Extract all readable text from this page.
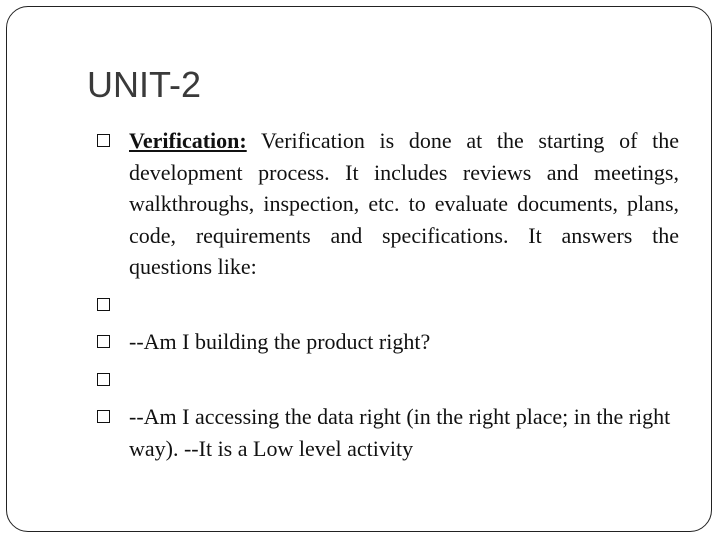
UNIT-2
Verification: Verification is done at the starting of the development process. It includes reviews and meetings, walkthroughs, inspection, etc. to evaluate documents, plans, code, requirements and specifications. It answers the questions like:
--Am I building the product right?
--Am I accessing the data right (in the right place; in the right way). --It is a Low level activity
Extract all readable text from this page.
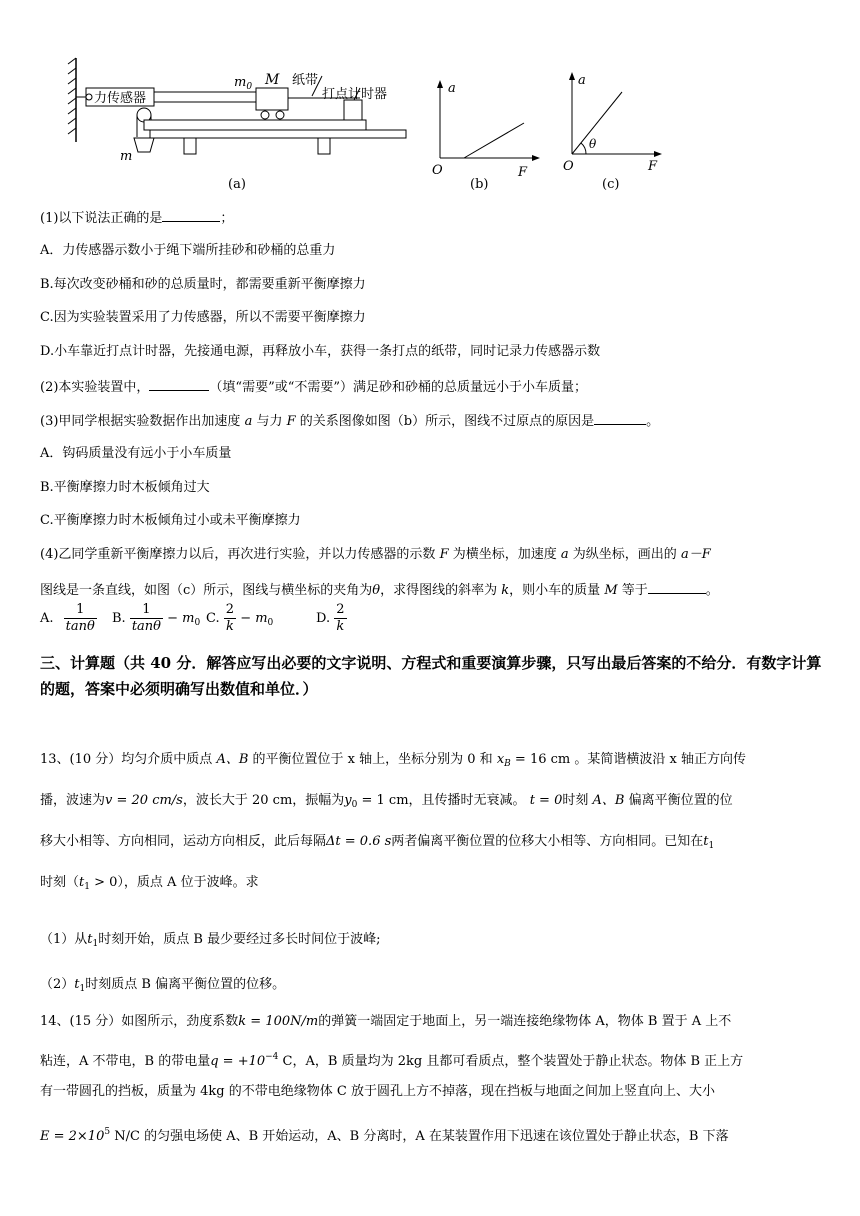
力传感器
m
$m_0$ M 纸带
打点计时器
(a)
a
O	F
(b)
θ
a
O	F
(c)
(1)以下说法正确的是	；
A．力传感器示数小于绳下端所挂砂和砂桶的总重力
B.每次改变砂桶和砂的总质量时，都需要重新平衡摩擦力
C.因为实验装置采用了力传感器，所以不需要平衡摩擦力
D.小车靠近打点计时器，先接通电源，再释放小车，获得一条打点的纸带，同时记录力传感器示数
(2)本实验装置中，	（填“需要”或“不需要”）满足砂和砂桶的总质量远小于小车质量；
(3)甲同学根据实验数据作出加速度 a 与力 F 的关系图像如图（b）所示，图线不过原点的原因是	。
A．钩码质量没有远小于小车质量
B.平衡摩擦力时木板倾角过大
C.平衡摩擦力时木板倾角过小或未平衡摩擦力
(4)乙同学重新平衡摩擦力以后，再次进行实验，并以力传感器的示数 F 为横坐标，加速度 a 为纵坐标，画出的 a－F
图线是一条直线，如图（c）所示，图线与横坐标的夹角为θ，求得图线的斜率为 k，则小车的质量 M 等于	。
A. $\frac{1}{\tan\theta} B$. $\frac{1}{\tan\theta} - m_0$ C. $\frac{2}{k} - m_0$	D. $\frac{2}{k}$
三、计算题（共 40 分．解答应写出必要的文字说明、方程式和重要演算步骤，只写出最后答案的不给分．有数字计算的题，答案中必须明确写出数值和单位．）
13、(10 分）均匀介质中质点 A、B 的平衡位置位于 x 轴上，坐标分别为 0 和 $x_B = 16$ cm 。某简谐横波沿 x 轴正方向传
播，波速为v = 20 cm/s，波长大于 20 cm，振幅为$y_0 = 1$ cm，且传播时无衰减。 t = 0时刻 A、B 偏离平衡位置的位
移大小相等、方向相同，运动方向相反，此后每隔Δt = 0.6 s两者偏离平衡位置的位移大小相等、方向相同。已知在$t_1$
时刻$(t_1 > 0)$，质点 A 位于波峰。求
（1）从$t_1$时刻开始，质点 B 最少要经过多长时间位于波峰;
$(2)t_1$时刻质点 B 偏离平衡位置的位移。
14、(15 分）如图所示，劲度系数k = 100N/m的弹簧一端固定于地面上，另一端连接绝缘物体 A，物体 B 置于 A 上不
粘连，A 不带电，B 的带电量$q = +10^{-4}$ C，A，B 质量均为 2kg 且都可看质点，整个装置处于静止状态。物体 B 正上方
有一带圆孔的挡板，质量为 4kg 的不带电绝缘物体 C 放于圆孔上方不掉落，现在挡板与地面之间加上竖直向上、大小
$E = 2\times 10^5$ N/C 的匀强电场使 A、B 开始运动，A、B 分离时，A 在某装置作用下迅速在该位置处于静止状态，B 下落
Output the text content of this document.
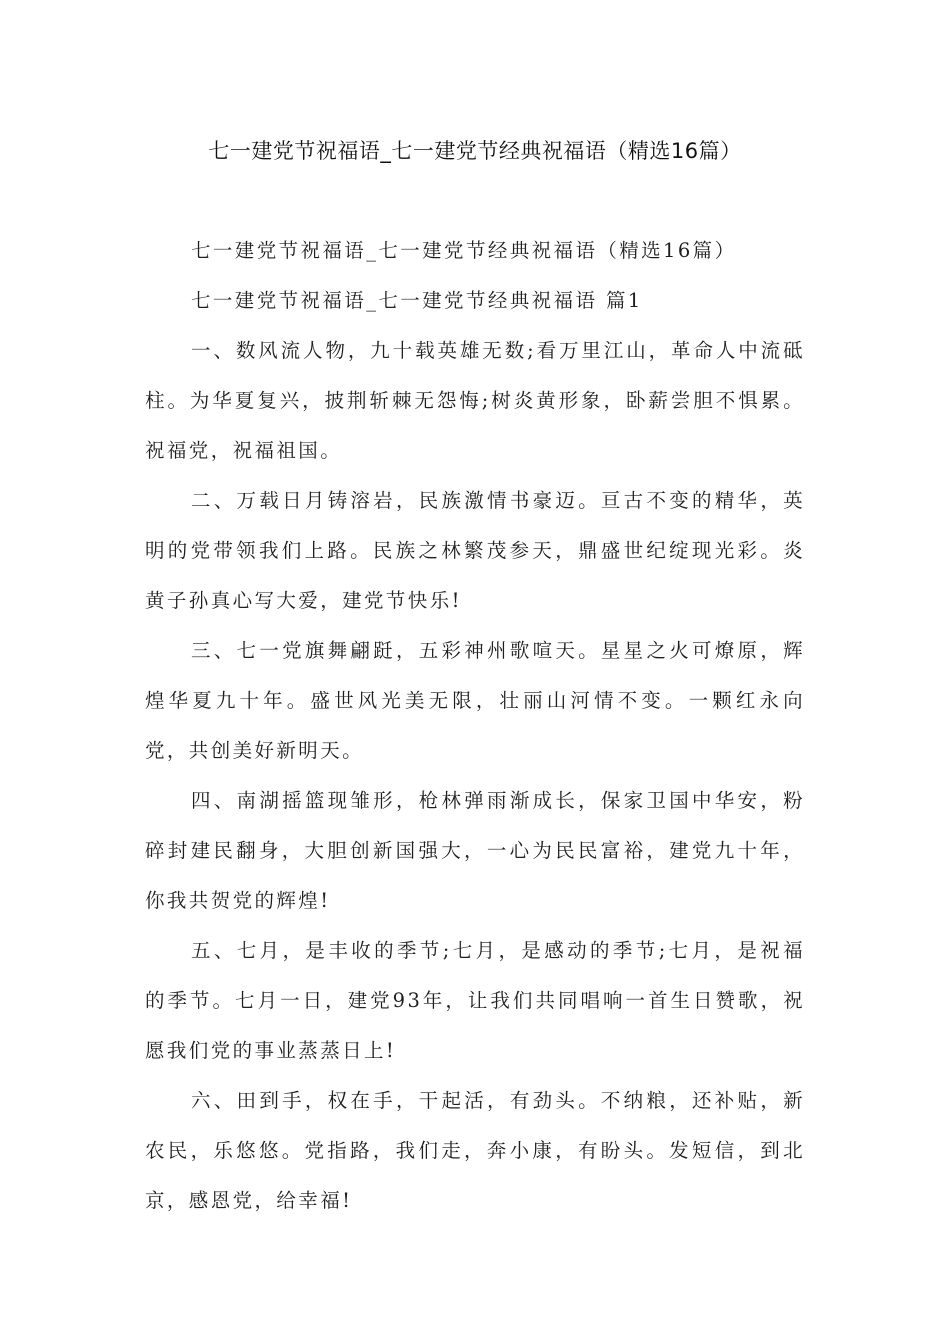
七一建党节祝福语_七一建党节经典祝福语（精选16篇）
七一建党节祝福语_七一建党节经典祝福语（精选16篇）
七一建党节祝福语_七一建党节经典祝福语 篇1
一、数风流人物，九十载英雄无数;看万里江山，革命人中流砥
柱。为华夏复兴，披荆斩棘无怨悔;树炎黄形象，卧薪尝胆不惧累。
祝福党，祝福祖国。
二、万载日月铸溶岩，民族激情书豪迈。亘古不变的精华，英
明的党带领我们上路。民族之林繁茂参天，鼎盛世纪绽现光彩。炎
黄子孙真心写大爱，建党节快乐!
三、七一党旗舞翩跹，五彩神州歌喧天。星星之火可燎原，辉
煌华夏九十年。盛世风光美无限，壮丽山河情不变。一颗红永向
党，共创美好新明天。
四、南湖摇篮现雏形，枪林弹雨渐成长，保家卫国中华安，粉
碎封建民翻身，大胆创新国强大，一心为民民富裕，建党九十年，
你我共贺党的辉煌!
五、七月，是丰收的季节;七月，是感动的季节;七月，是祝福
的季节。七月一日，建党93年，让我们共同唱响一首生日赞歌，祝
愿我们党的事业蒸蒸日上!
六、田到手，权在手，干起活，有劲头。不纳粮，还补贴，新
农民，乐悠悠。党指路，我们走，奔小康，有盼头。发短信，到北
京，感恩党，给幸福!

________

» DIRECTIONS FOR THIS TASK
Write out, exactly as given, the line containing "Output the text content of this document." and every line after it through the end, with no pictures.

» IN RESPONSE
Output the text content of this document.
七一建党节祝福语_七一建党节经典祝福语（精选16篇）
七一建党节祝福语_七一建党节经典祝福语（精选16篇）
七一建党节祝福语_七一建党节经典祝福语 篇1
一、数风流人物，九十载英雄无数;看万里江山，革命人中流砥
柱。为华夏复兴，披荆斩棘无怨悔;树炎黄形象，卧薪尝胆不惧累。
祝福党，祝福祖国。
二、万载日月铸溶岩，民族激情书豪迈。亘古不变的精华，英
明的党带领我们上路。民族之林繁茂参天，鼎盛世纪绽现光彩。炎
黄子孙真心写大爱，建党节快乐!
三、七一党旗舞翩跹，五彩神州歌喧天。星星之火可燎原，辉
煌华夏九十年。盛世风光美无限，壮丽山河情不变。一颗红永向
党，共创美好新明天。
四、南湖摇篮现雏形，枪林弹雨渐成长，保家卫国中华安，粉
碎封建民翻身，大胆创新国强大，一心为民民富裕，建党九十年，
你我共贺党的辉煌!
五、七月，是丰收的季节;七月，是感动的季节;七月，是祝福
的季节。七月一日，建党93年，让我们共同唱响一首生日赞歌，祝
愿我们党的事业蒸蒸日上!
六、田到手，权在手，干起活，有劲头。不纳粮，还补贴，新
农民，乐悠悠。党指路，我们走，奔小康，有盼头。发短信，到北
京，感恩党，给幸福!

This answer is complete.